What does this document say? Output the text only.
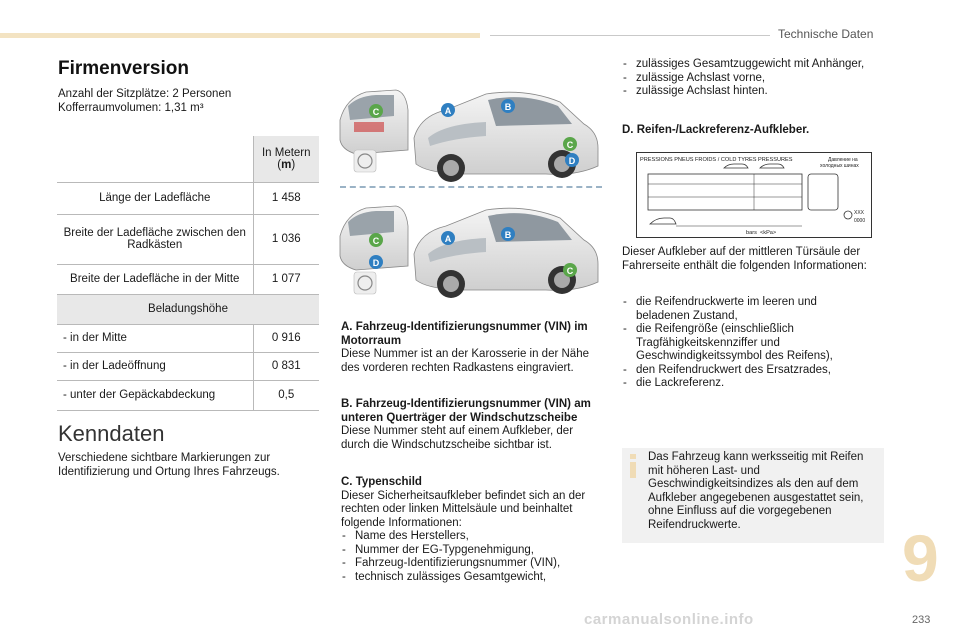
Technische Daten
Firmenversion
Anzahl der Sitzplätze: 2 Personen
Kofferraumvolumen: 1,31 m³

	In Metern
(m)

Länge der Ladefläche	1 458
Breite der Ladefläche zwischen den Radkästen	1 036
Breite der Ladefläche in der Mitte	1 077
Beladungshöhe	
- in der Mitte	0 916
- in der Ladeöffnung	0 831
- unter der Gepäckabdeckung	0,5
Kenndaten
Verschiedene sichtbare Markierungen zur Identifizierung und Ortung Ihres Fahrzeugs.
C	A	B
C
D
C
D
A	B
C
A. Fahrzeug-Identifizierungsnummer (VIN) im Motorraum
Diese Nummer ist an der Karosserie in der Nähe des vorderen rechten Radkastens eingraviert.
B. Fahrzeug-Identifizierungsnummer (VIN) am unteren Querträger der Windschutzscheibe
Diese Nummer steht auf einem Aufkleber, der durch die Windschutzscheibe sichtbar ist.
C. Typenschild
Dieser Sicherheitsaufkleber befindet sich an der rechten oder linken Mittelsäule und beinhaltet folgende Informationen:
- Name des Herstellers,
- Nummer der EG-Typgenehmigung,
- Fahrzeug-Identifizierungsnummer (VIN),
- technisch zulässiges Gesamtgewicht,
- zulässiges Gesamtzuggewicht mit Anhänger,
- zulässige Achslast vorne,
- zulässige Achslast hinten.
D. Reifen-/Lackreferenz-Aufkleber.
PRESSIONS PNEUS FROIDS / COLD TYRES PRESSURES	Давление на
холодных шинах
bars <kPa>
XXX
0000
Dieser Aufkleber auf der mittleren Türsäule der Fahrerseite enthält die folgenden Informationen:
- die Reifendruckwerte im leeren und beladenen Zustand,
- die Reifengröße (einschließlich Tragfähigkeitskennziffer und Geschwindigkeitssymbol des Reifens),
- den Reifendruckwert des Ersatzrades,
- die Lackreferenz.
Das Fahrzeug kann werksseitig mit Reifen mit höheren Last- und Geschwindigkeitsindizes als den auf dem Aufkleber angegebenen ausgestattet sein, ohne Einfluss auf die vorgegebenen Reifendruckwerte.	9
carmanualsonline.info	233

What the task asks. For each line of the listing that holds the word "rechten", show that line.

Answer to this problem.
Diese Nummer ist an der Karosserie in der Nähe des vorderen rechten Radkastens eingraviert.
Dieser Sicherheitsaufkleber befindet sich an der rechten oder linken Mittelsäule und beinhaltet folgende Informationen:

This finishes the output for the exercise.